**Task details**
Return all of the data exactly, with nothing left out but the pictures.

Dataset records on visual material
---

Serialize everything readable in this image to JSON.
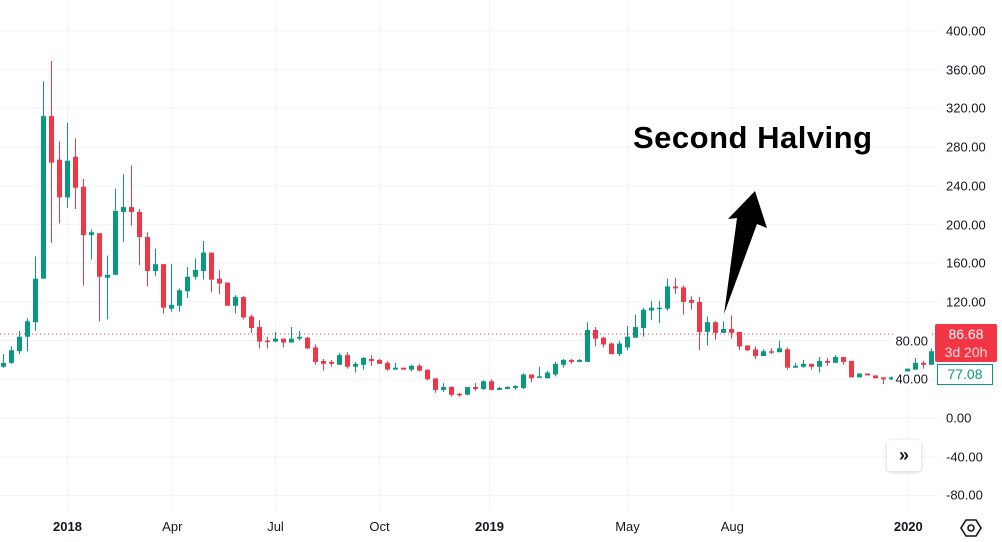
{
  "chart_data": {
    "type": "candlestick",
    "title": "",
    "annotation": "Second Halving",
    "interval": "weekly",
    "ylim": [
      -80,
      400
    ],
    "yticks": [
      "400.00",
      "360.00",
      "320.00",
      "280.00",
      "240.00",
      "200.00",
      "160.00",
      "120.00",
      "80.00",
      "40.00",
      "0.00",
      "-40.00",
      "-80.00"
    ],
    "ytick_values": [
      400,
      360,
      320,
      280,
      240,
      200,
      160,
      120,
      80,
      40,
      0,
      -40,
      -80
    ],
    "xticks": [
      {
        "label": "2018",
        "index": 8,
        "major": true
      },
      {
        "label": "Apr",
        "index": 21.1,
        "major": false
      },
      {
        "label": "Jul",
        "index": 34,
        "major": false
      },
      {
        "label": "Oct",
        "index": 47,
        "major": false
      },
      {
        "label": "2019",
        "index": 60.75,
        "major": true
      },
      {
        "label": "May",
        "index": 78,
        "major": false
      },
      {
        "label": "Aug",
        "index": 91.1,
        "major": false
      },
      {
        "label": "2020",
        "index": 113.1,
        "major": true
      }
    ],
    "ohlc_format": [
      "open",
      "high",
      "low",
      "close"
    ],
    "ohlc": [
      [
        53,
        66,
        52,
        57
      ],
      [
        57,
        74,
        56,
        70
      ],
      [
        69,
        90,
        66,
        84
      ],
      [
        84,
        103,
        69,
        100
      ],
      [
        99,
        167,
        90,
        144
      ],
      [
        144,
        348,
        144,
        312
      ],
      [
        312,
        369,
        181,
        264
      ],
      [
        267,
        286,
        201,
        228
      ],
      [
        228,
        305,
        217,
        266
      ],
      [
        270,
        289,
        216,
        238
      ],
      [
        239,
        247,
        137,
        189
      ],
      [
        189,
        195,
        164,
        192
      ],
      [
        191,
        191,
        100,
        146
      ],
      [
        145,
        168,
        102,
        148
      ],
      [
        148,
        237,
        148,
        214
      ],
      [
        213,
        252,
        182,
        218
      ],
      [
        218,
        261,
        199,
        213
      ],
      [
        213,
        216,
        158,
        187
      ],
      [
        187,
        192,
        136,
        152
      ],
      [
        152,
        175,
        147,
        159
      ],
      [
        159,
        159,
        108,
        114
      ],
      [
        113,
        159,
        110,
        117
      ],
      [
        116,
        134,
        110,
        132
      ],
      [
        131,
        156,
        124,
        146
      ],
      [
        146,
        165,
        143,
        153
      ],
      [
        152,
        183,
        143,
        171
      ],
      [
        171,
        171,
        130,
        143
      ],
      [
        144,
        153,
        128,
        139
      ],
      [
        140,
        140,
        116,
        116
      ],
      [
        116,
        127,
        108,
        125
      ],
      [
        125,
        126,
        102,
        104
      ],
      [
        105,
        107,
        88,
        93
      ],
      [
        94,
        101,
        72,
        79
      ],
      [
        80,
        84,
        72,
        79
      ],
      [
        79,
        89,
        78,
        82
      ],
      [
        82,
        82,
        73,
        78
      ],
      [
        78,
        94,
        78,
        82
      ],
      [
        82,
        90,
        80,
        84
      ],
      [
        83,
        84,
        71,
        72
      ],
      [
        73,
        76,
        55,
        58
      ],
      [
        59,
        61,
        49,
        56
      ],
      [
        58,
        60,
        53,
        56
      ],
      [
        55,
        67,
        55,
        65
      ],
      [
        65,
        68,
        51,
        53
      ],
      [
        53,
        58,
        47,
        56
      ],
      [
        55,
        63,
        50,
        62
      ],
      [
        61,
        65,
        54,
        59
      ],
      [
        60,
        61,
        56,
        56
      ],
      [
        57,
        59,
        49,
        50
      ],
      [
        50,
        57,
        50,
        52
      ],
      [
        52,
        52,
        50,
        50
      ],
      [
        50,
        55,
        48,
        54
      ],
      [
        54,
        56,
        48,
        49
      ],
      [
        50,
        50,
        39,
        40
      ],
      [
        41,
        41,
        26,
        29
      ],
      [
        29,
        36,
        27,
        32
      ],
      [
        32,
        33,
        22,
        24
      ],
      [
        25,
        26,
        22,
        24
      ],
      [
        24,
        32,
        24,
        32
      ],
      [
        32,
        36,
        28,
        30
      ],
      [
        30,
        39,
        29,
        38
      ],
      [
        38,
        40,
        29,
        29
      ],
      [
        29,
        32,
        29,
        31
      ],
      [
        30,
        33,
        30,
        32
      ],
      [
        31,
        34,
        29,
        33
      ],
      [
        31,
        46,
        30,
        45
      ],
      [
        45,
        45,
        37,
        41
      ],
      [
        42,
        53,
        42,
        43
      ],
      [
        41,
        49,
        41,
        47
      ],
      [
        45,
        58,
        43,
        56
      ],
      [
        55,
        61,
        52,
        60
      ],
      [
        60,
        61,
        56,
        58
      ],
      [
        58,
        61,
        58,
        60
      ],
      [
        58,
        99,
        58,
        91
      ],
      [
        91,
        94,
        74,
        82
      ],
      [
        83,
        84,
        73,
        76
      ],
      [
        77,
        78,
        66,
        66
      ],
      [
        66,
        80,
        64,
        77
      ],
      [
        73,
        95,
        70,
        84
      ],
      [
        83,
        107,
        83,
        94
      ],
      [
        93,
        114,
        84,
        112
      ],
      [
        111,
        121,
        101,
        114
      ],
      [
        113,
        121,
        98,
        114
      ],
      [
        113,
        144,
        111,
        136
      ],
      [
        136,
        145,
        128,
        134
      ],
      [
        135,
        137,
        107,
        120
      ],
      [
        122,
        126,
        112,
        119
      ],
      [
        120,
        125,
        70,
        89
      ],
      [
        89,
        105,
        75,
        99
      ],
      [
        99,
        100,
        81,
        88
      ],
      [
        88,
        100,
        88,
        92
      ],
      [
        92,
        106,
        82,
        88
      ],
      [
        89,
        89,
        70,
        74
      ],
      [
        75,
        75,
        69,
        70
      ],
      [
        71,
        74,
        61,
        64
      ],
      [
        64,
        71,
        64,
        69
      ],
      [
        69,
        72,
        66,
        68
      ],
      [
        68,
        80,
        68,
        72
      ],
      [
        71,
        73,
        50,
        52
      ],
      [
        52,
        57,
        52,
        54
      ],
      [
        53,
        60,
        52,
        56
      ],
      [
        56,
        56,
        50,
        53
      ],
      [
        53,
        63,
        47,
        59
      ],
      [
        59,
        62,
        54,
        57
      ],
      [
        57,
        65,
        57,
        63
      ],
      [
        63,
        63,
        55,
        58
      ],
      [
        59,
        59,
        42,
        42
      ],
      [
        42,
        46,
        42,
        46
      ],
      [
        46,
        46,
        44,
        44
      ],
      [
        44,
        44,
        41,
        41
      ],
      [
        42,
        42,
        35,
        40
      ],
      [
        40,
        43,
        39,
        42
      ],
      [
        41,
        43,
        39,
        42
      ],
      [
        41,
        51,
        41,
        51
      ],
      [
        50,
        62,
        50,
        57
      ],
      [
        57,
        59,
        51,
        55
      ],
      [
        55,
        72,
        55,
        69
      ],
      [
        69,
        88,
        66,
        86.68
      ]
    ],
    "last_price": 86.68,
    "last_price_label": "86.68",
    "countdown": "3d 20h",
    "secondary_price_label": "77.08",
    "grid": true,
    "colors": {
      "up": "#089981",
      "down": "#f23645",
      "grid": "#f0f3fa",
      "arrow": "#000000"
    }
  },
  "controls": {
    "scroll_icon": "»",
    "settings_icon": "settings-icon"
  }
}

---

**The reply**
Serialize everything readable in this image to JSON.
{
  "chart_data": {
    "type": "candlestick",
    "title": "",
    "annotation": "Second Halving",
    "interval": "weekly",
    "ylim": [
      -80,
      400
    ],
    "yticks": [
      "400.00",
      "360.00",
      "320.00",
      "280.00",
      "240.00",
      "200.00",
      "160.00",
      "120.00",
      "80.00",
      "40.00",
      "0.00",
      "-40.00",
      "-80.00"
    ],
    "ytick_values": [
      400,
      360,
      320,
      280,
      240,
      200,
      160,
      120,
      80,
      40,
      0,
      -40,
      -80
    ],
    "xticks": [
      {
        "label": "2018",
        "index": 8,
        "major": true
      },
      {
        "label": "Apr",
        "index": 21.1,
        "major": false
      },
      {
        "label": "Jul",
        "index": 34,
        "major": false
      },
      {
        "label": "Oct",
        "index": 47,
        "major": false
      },
      {
        "label": "2019",
        "index": 60.75,
        "major": true
      },
      {
        "label": "May",
        "index": 78,
        "major": false
      },
      {
        "label": "Aug",
        "index": 91.1,
        "major": false
      },
      {
        "label": "2020",
        "index": 113.1,
        "major": true
      }
    ],
    "ohlc_format": [
      "open",
      "high",
      "low",
      "close"
    ],
    "ohlc": [
      [
        53,
        66,
        52,
        57
      ],
      [
        57,
        74,
        56,
        70
      ],
      [
        69,
        90,
        66,
        84
      ],
      [
        84,
        103,
        69,
        100
      ],
      [
        99,
        167,
        90,
        144
      ],
      [
        144,
        348,
        144,
        312
      ],
      [
        312,
        369,
        181,
        264
      ],
      [
        267,
        286,
        201,
        228
      ],
      [
        228,
        305,
        217,
        266
      ],
      [
        270,
        289,
        216,
        238
      ],
      [
        239,
        247,
        137,
        189
      ],
      [
        189,
        195,
        164,
        192
      ],
      [
        191,
        191,
        100,
        146
      ],
      [
        145,
        168,
        102,
        148
      ],
      [
        148,
        237,
        148,
        214
      ],
      [
        213,
        252,
        182,
        218
      ],
      [
        218,
        261,
        199,
        213
      ],
      [
        213,
        216,
        158,
        187
      ],
      [
        187,
        192,
        136,
        152
      ],
      [
        152,
        175,
        147,
        159
      ],
      [
        159,
        159,
        108,
        114
      ],
      [
        113,
        159,
        110,
        117
      ],
      [
        116,
        134,
        110,
        132
      ],
      [
        131,
        156,
        124,
        146
      ],
      [
        146,
        165,
        143,
        153
      ],
      [
        152,
        183,
        143,
        171
      ],
      [
        171,
        171,
        130,
        143
      ],
      [
        144,
        153,
        128,
        139
      ],
      [
        140,
        140,
        116,
        116
      ],
      [
        116,
        127,
        108,
        125
      ],
      [
        125,
        126,
        102,
        104
      ],
      [
        105,
        107,
        88,
        93
      ],
      [
        94,
        101,
        72,
        79
      ],
      [
        80,
        84,
        72,
        79
      ],
      [
        79,
        89,
        78,
        82
      ],
      [
        82,
        82,
        73,
        78
      ],
      [
        78,
        94,
        78,
        82
      ],
      [
        82,
        90,
        80,
        84
      ],
      [
        83,
        84,
        71,
        72
      ],
      [
        73,
        76,
        55,
        58
      ],
      [
        59,
        61,
        49,
        56
      ],
      [
        58,
        60,
        53,
        56
      ],
      [
        55,
        67,
        55,
        65
      ],
      [
        65,
        68,
        51,
        53
      ],
      [
        53,
        58,
        47,
        56
      ],
      [
        55,
        63,
        50,
        62
      ],
      [
        61,
        65,
        54,
        59
      ],
      [
        60,
        61,
        56,
        56
      ],
      [
        57,
        59,
        49,
        50
      ],
      [
        50,
        57,
        50,
        52
      ],
      [
        52,
        52,
        50,
        50
      ],
      [
        50,
        55,
        48,
        54
      ],
      [
        54,
        56,
        48,
        49
      ],
      [
        50,
        50,
        39,
        40
      ],
      [
        41,
        41,
        26,
        29
      ],
      [
        29,
        36,
        27,
        32
      ],
      [
        32,
        33,
        22,
        24
      ],
      [
        25,
        26,
        22,
        24
      ],
      [
        24,
        32,
        24,
        32
      ],
      [
        32,
        36,
        28,
        30
      ],
      [
        30,
        39,
        29,
        38
      ],
      [
        38,
        40,
        29,
        29
      ],
      [
        29,
        32,
        29,
        31
      ],
      [
        30,
        33,
        30,
        32
      ],
      [
        31,
        34,
        29,
        33
      ],
      [
        31,
        46,
        30,
        45
      ],
      [
        45,
        45,
        37,
        41
      ],
      [
        42,
        53,
        42,
        43
      ],
      [
        41,
        49,
        41,
        47
      ],
      [
        45,
        58,
        43,
        56
      ],
      [
        55,
        61,
        52,
        60
      ],
      [
        60,
        61,
        56,
        58
      ],
      [
        58,
        61,
        58,
        60
      ],
      [
        58,
        99,
        58,
        91
      ],
      [
        91,
        94,
        74,
        82
      ],
      [
        83,
        84,
        73,
        76
      ],
      [
        77,
        78,
        66,
        66
      ],
      [
        66,
        80,
        64,
        77
      ],
      [
        73,
        95,
        70,
        84
      ],
      [
        83,
        107,
        83,
        94
      ],
      [
        93,
        114,
        84,
        112
      ],
      [
        111,
        121,
        101,
        114
      ],
      [
        113,
        121,
        98,
        114
      ],
      [
        113,
        144,
        111,
        136
      ],
      [
        136,
        145,
        128,
        134
      ],
      [
        135,
        137,
        107,
        120
      ],
      [
        122,
        126,
        112,
        119
      ],
      [
        120,
        125,
        70,
        89
      ],
      [
        89,
        105,
        75,
        99
      ],
      [
        99,
        100,
        81,
        88
      ],
      [
        88,
        100,
        88,
        92
      ],
      [
        92,
        106,
        82,
        88
      ],
      [
        89,
        89,
        70,
        74
      ],
      [
        75,
        75,
        69,
        70
      ],
      [
        71,
        74,
        61,
        64
      ],
      [
        64,
        71,
        64,
        69
      ],
      [
        69,
        72,
        66,
        68
      ],
      [
        68,
        80,
        68,
        72
      ],
      [
        71,
        73,
        50,
        52
      ],
      [
        52,
        57,
        52,
        54
      ],
      [
        53,
        60,
        52,
        56
      ],
      [
        56,
        56,
        50,
        53
      ],
      [
        53,
        63,
        47,
        59
      ],
      [
        59,
        62,
        54,
        57
      ],
      [
        57,
        65,
        57,
        63
      ],
      [
        63,
        63,
        55,
        58
      ],
      [
        59,
        59,
        42,
        42
      ],
      [
        42,
        46,
        42,
        46
      ],
      [
        46,
        46,
        44,
        44
      ],
      [
        44,
        44,
        41,
        41
      ],
      [
        42,
        42,
        35,
        40
      ],
      [
        40,
        43,
        39,
        42
      ],
      [
        41,
        43,
        39,
        42
      ],
      [
        41,
        51,
        41,
        51
      ],
      [
        50,
        62,
        50,
        57
      ],
      [
        57,
        59,
        51,
        55
      ],
      [
        55,
        72,
        55,
        69
      ],
      [
        69,
        88,
        66,
        86.68
      ]
    ],
    "last_price": 86.68,
    "last_price_label": "86.68",
    "countdown": "3d 20h",
    "secondary_price_label": "77.08",
    "grid": true,
    "colors": {
      "up": "#089981",
      "down": "#f23645",
      "grid": "#f0f3fa",
      "arrow": "#000000"
    }
  },
  "controls": {
    "scroll_icon": "»",
    "settings_icon": "settings-icon"
  }
}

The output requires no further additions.